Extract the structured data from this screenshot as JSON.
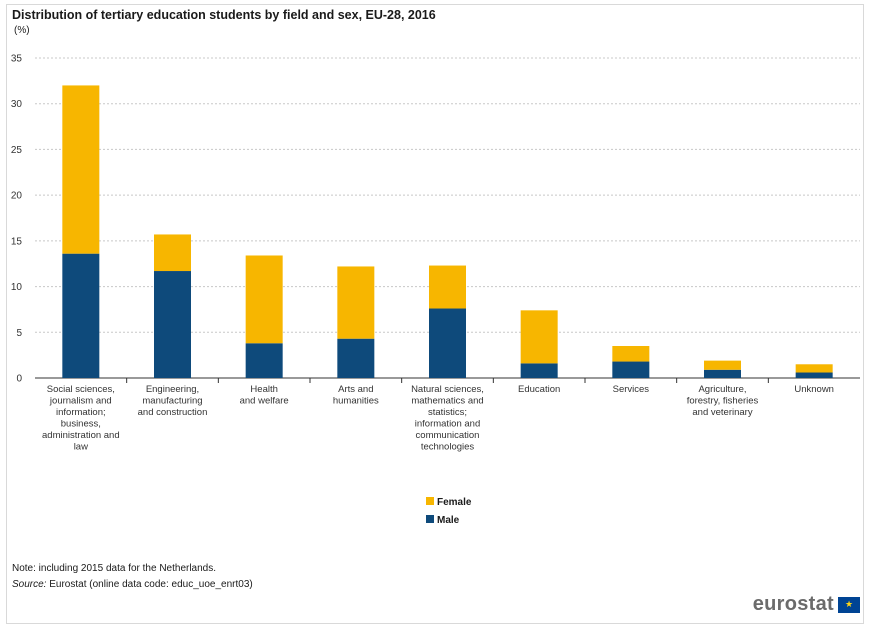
{
  "title": "Distribution of tertiary education students by field and sex, EU-28, 2016",
  "unit": "(%)",
  "note": "Note: including 2015 data for the Netherlands.",
  "source_label": "Source:",
  "source_text": "Eurostat (online data code: educ_uoe_enrt03)",
  "logo": {
    "text": "eurostat",
    "flag_icon": "eu-flag-icon"
  },
  "colors": {
    "female": "#f7b600",
    "male": "#0e4a7b",
    "grid": "#c8c8c8",
    "axis": "#333333"
  },
  "chart_data": {
    "type": "bar",
    "stacked": true,
    "ylim": [
      0,
      35
    ],
    "yticks": [
      0,
      5,
      10,
      15,
      20,
      25,
      30,
      35
    ],
    "grid": true,
    "legend_position": "bottom-center",
    "categories": [
      [
        "Social sciences,",
        "journalism and",
        "information;",
        "business,",
        "administration and",
        "law"
      ],
      [
        "Engineering,",
        "manufacturing",
        "and construction"
      ],
      [
        "Health",
        "and welfare"
      ],
      [
        "Arts and",
        "humanities"
      ],
      [
        "Natural sciences,",
        "mathematics and",
        "statistics;",
        "information and",
        "communication",
        "technologies"
      ],
      [
        "Education"
      ],
      [
        "Services"
      ],
      [
        "Agriculture,",
        "forestry, fisheries",
        "and veterinary"
      ],
      [
        "Unknown"
      ]
    ],
    "series": [
      {
        "name": "Male",
        "values": [
          13.6,
          11.7,
          3.8,
          4.3,
          7.6,
          1.6,
          1.8,
          0.9,
          0.6
        ]
      },
      {
        "name": "Female",
        "values": [
          18.4,
          4.0,
          9.6,
          7.9,
          4.7,
          5.8,
          1.7,
          1.0,
          0.9
        ]
      }
    ],
    "legend": [
      "Female",
      "Male"
    ]
  }
}
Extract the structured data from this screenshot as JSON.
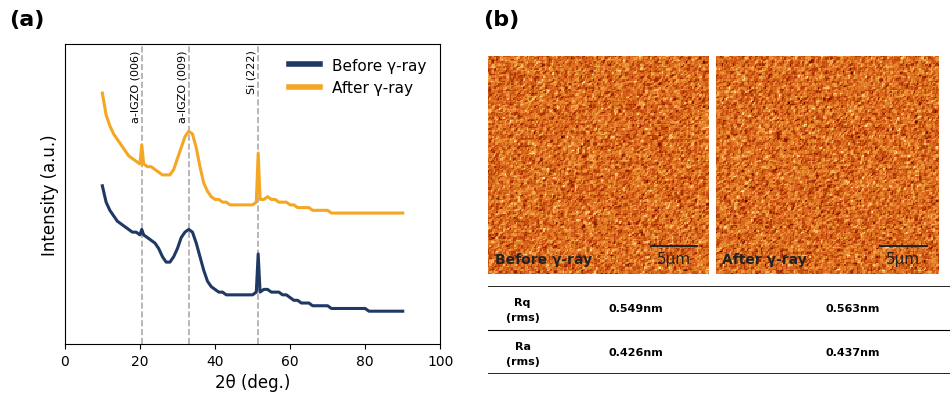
{
  "chart_data": {
    "type": "line",
    "panel_label": "(a)",
    "x_label": "2θ (deg.)",
    "y_label": "Intensity (a.u.)",
    "x": [
      10,
      11,
      12,
      13,
      14,
      15,
      16,
      17,
      18,
      19,
      20,
      20.5,
      21,
      22,
      23,
      24,
      25,
      26,
      27,
      28,
      29,
      30,
      31,
      32,
      33,
      34,
      35,
      36,
      37,
      38,
      39,
      40,
      41,
      42,
      43,
      44,
      45,
      46,
      47,
      48,
      49,
      50,
      51,
      51.5,
      52,
      53,
      54,
      55,
      56,
      57,
      58,
      59,
      60,
      61,
      62,
      63,
      64,
      65,
      66,
      67,
      68,
      69,
      70,
      71,
      72,
      73,
      74,
      75,
      76,
      77,
      78,
      79,
      80,
      81,
      82,
      83,
      84,
      85,
      86,
      87,
      88,
      89,
      90
    ],
    "series": [
      {
        "name": "Before γ-ray",
        "color": "#1f3864",
        "values": [
          58,
          52,
          49,
          47,
          45,
          44,
          43,
          42,
          41,
          41,
          40,
          42,
          40,
          39,
          38,
          37,
          35,
          32,
          30,
          30,
          32,
          35,
          39,
          41,
          42,
          41,
          37,
          32,
          27,
          23,
          21,
          20,
          19,
          19,
          18,
          18,
          18,
          18,
          18,
          18,
          18,
          18,
          19,
          33,
          19,
          20,
          20,
          19,
          19,
          19,
          18,
          18,
          17,
          16,
          16,
          15,
          15,
          15,
          14,
          14,
          14,
          14,
          14,
          13,
          13,
          13,
          13,
          13,
          13,
          13,
          13,
          13,
          13,
          12,
          12,
          12,
          12,
          12,
          12,
          12,
          12,
          12,
          12
        ]
      },
      {
        "name": "After γ-ray",
        "color": "#f5a623",
        "values": [
          92,
          84,
          80,
          77,
          75,
          73,
          71,
          69,
          68,
          67,
          66,
          73,
          66,
          65,
          65,
          64,
          63,
          62,
          62,
          62,
          64,
          68,
          72,
          76,
          78,
          77,
          72,
          65,
          59,
          56,
          54,
          53,
          53,
          52,
          52,
          51,
          51,
          51,
          51,
          51,
          51,
          51,
          52,
          70,
          53,
          53,
          54,
          53,
          53,
          52,
          52,
          52,
          51,
          51,
          50,
          50,
          50,
          50,
          49,
          49,
          49,
          49,
          49,
          48,
          48,
          48,
          48,
          48,
          48,
          48,
          48,
          48,
          48,
          48,
          48,
          48,
          48,
          48,
          48,
          48,
          48,
          48,
          48
        ]
      }
    ],
    "xlim": [
      0,
      100
    ],
    "xticks": [
      0,
      20,
      40,
      60,
      80,
      100
    ],
    "ylim": [
      0,
      110
    ],
    "yticks": [],
    "tick_labels": "x",
    "legend": "upper right",
    "annotations": [
      {
        "x": 20.5,
        "text": "a-IGZO (006)"
      },
      {
        "x": 33,
        "text": "a-IGZO (009)"
      },
      {
        "x": 51.5,
        "text": "Si (222)"
      }
    ]
  },
  "afm": {
    "panel_label": "(b)",
    "images": [
      {
        "label": "Before γ-ray",
        "scale_bar": "5μm"
      },
      {
        "label": "After γ-ray",
        "scale_bar": "5μm"
      }
    ],
    "table": {
      "rows": [
        {
          "name": "Rq",
          "sub": "(rms)",
          "values": [
            "0.549nm",
            "0.563nm"
          ]
        },
        {
          "name": "Ra",
          "sub": "(rms)",
          "values": [
            "0.426nm",
            "0.437nm"
          ]
        }
      ]
    }
  }
}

= = = =

**WRITTEN TASK:** Output every entry verbatim. Pictures do not belong in the copy.

**EXPECTED OUTPUT:**
Extract the structured data from this screenshot as JSON.
{
  "title": "Distribution of tertiary education students by field and sex, EU-28, 2016",
  "unit": "(%)",
  "note": "Note: including 2015 data for the Netherlands.",
  "source_label": "Source:",
  "source_text": "Eurostat (online data code: educ_uoe_enrt03)",
  "logo": {
    "text": "eurostat",
    "flag_icon": "eu-flag-icon"
  },
  "colors": {
    "female": "#f7b600",
    "male": "#0e4a7b",
    "grid": "#c8c8c8",
    "axis": "#333333"
  },
  "chart_data": {
    "type": "bar",
    "stacked": true,
    "ylim": [
      0,
      35
    ],
    "yticks": [
      0,
      5,
      10,
      15,
      20,
      25,
      30,
      35
    ],
    "grid": true,
    "legend_position": "bottom-center",
    "categories": [
      [
        "Social sciences,",
        "journalism and",
        "information;",
        "business,",
        "administration and",
        "law"
      ],
      [
        "Engineering,",
        "manufacturing",
        "and construction"
      ],
      [
        "Health",
        "and welfare"
      ],
      [
        "Arts and",
        "humanities"
      ],
      [
        "Natural sciences,",
        "mathematics and",
        "statistics;",
        "information and",
        "communication",
        "technologies"
      ],
      [
        "Education"
      ],
      [
        "Services"
      ],
      [
        "Agriculture,",
        "forestry, fisheries",
        "and veterinary"
      ],
      [
        "Unknown"
      ]
    ],
    "series": [
      {
        "name": "Male",
        "values": [
          13.6,
          11.7,
          3.8,
          4.3,
          7.6,
          1.6,
          1.8,
          0.9,
          0.6
        ]
      },
      {
        "name": "Female",
        "values": [
          18.4,
          4.0,
          9.6,
          7.9,
          4.7,
          5.8,
          1.7,
          1.0,
          0.9
        ]
      }
    ],
    "legend": [
      "Female",
      "Male"
    ]
  }
}
Extract the structured data from this screenshot as JSON.
{
  "chart_data": {
    "type": "line",
    "panel_label": "(a)",
    "x_label": "2θ (deg.)",
    "y_label": "Intensity (a.u.)",
    "x": [
      10,
      11,
      12,
      13,
      14,
      15,
      16,
      17,
      18,
      19,
      20,
      20.5,
      21,
      22,
      23,
      24,
      25,
      26,
      27,
      28,
      29,
      30,
      31,
      32,
      33,
      34,
      35,
      36,
      37,
      38,
      39,
      40,
      41,
      42,
      43,
      44,
      45,
      46,
      47,
      48,
      49,
      50,
      51,
      51.5,
      52,
      53,
      54,
      55,
      56,
      57,
      58,
      59,
      60,
      61,
      62,
      63,
      64,
      65,
      66,
      67,
      68,
      69,
      70,
      71,
      72,
      73,
      74,
      75,
      76,
      77,
      78,
      79,
      80,
      81,
      82,
      83,
      84,
      85,
      86,
      87,
      88,
      89,
      90
    ],
    "series": [
      {
        "name": "Before γ-ray",
        "color": "#1f3864",
        "values": [
          58,
          52,
          49,
          47,
          45,
          44,
          43,
          42,
          41,
          41,
          40,
          42,
          40,
          39,
          38,
          37,
          35,
          32,
          30,
          30,
          32,
          35,
          39,
          41,
          42,
          41,
          37,
          32,
          27,
          23,
          21,
          20,
          19,
          19,
          18,
          18,
          18,
          18,
          18,
          18,
          18,
          18,
          19,
          33,
          19,
          20,
          20,
          19,
          19,
          19,
          18,
          18,
          17,
          16,
          16,
          15,
          15,
          15,
          14,
          14,
          14,
          14,
          14,
          13,
          13,
          13,
          13,
          13,
          13,
          13,
          13,
          13,
          13,
          12,
          12,
          12,
          12,
          12,
          12,
          12,
          12,
          12,
          12
        ]
      },
      {
        "name": "After γ-ray",
        "color": "#f5a623",
        "values": [
          92,
          84,
          80,
          77,
          75,
          73,
          71,
          69,
          68,
          67,
          66,
          73,
          66,
          65,
          65,
          64,
          63,
          62,
          62,
          62,
          64,
          68,
          72,
          76,
          78,
          77,
          72,
          65,
          59,
          56,
          54,
          53,
          53,
          52,
          52,
          51,
          51,
          51,
          51,
          51,
          51,
          51,
          52,
          70,
          53,
          53,
          54,
          53,
          53,
          52,
          52,
          52,
          51,
          51,
          50,
          50,
          50,
          50,
          49,
          49,
          49,
          49,
          49,
          48,
          48,
          48,
          48,
          48,
          48,
          48,
          48,
          48,
          48,
          48,
          48,
          48,
          48,
          48,
          48,
          48,
          48,
          48,
          48
        ]
      }
    ],
    "xlim": [
      0,
      100
    ],
    "xticks": [
      0,
      20,
      40,
      60,
      80,
      100
    ],
    "ylim": [
      0,
      110
    ],
    "yticks": [],
    "tick_labels": "x",
    "legend": "upper right",
    "annotations": [
      {
        "x": 20.5,
        "text": "a-IGZO (006)"
      },
      {
        "x": 33,
        "text": "a-IGZO (009)"
      },
      {
        "x": 51.5,
        "text": "Si (222)"
      }
    ]
  },
  "afm": {
    "panel_label": "(b)",
    "images": [
      {
        "label": "Before γ-ray",
        "scale_bar": "5μm"
      },
      {
        "label": "After γ-ray",
        "scale_bar": "5μm"
      }
    ],
    "table": {
      "rows": [
        {
          "name": "Rq",
          "sub": "(rms)",
          "values": [
            "0.549nm",
            "0.563nm"
          ]
        },
        {
          "name": "Ra",
          "sub": "(rms)",
          "values": [
            "0.426nm",
            "0.437nm"
          ]
        }
      ]
    }
  }
}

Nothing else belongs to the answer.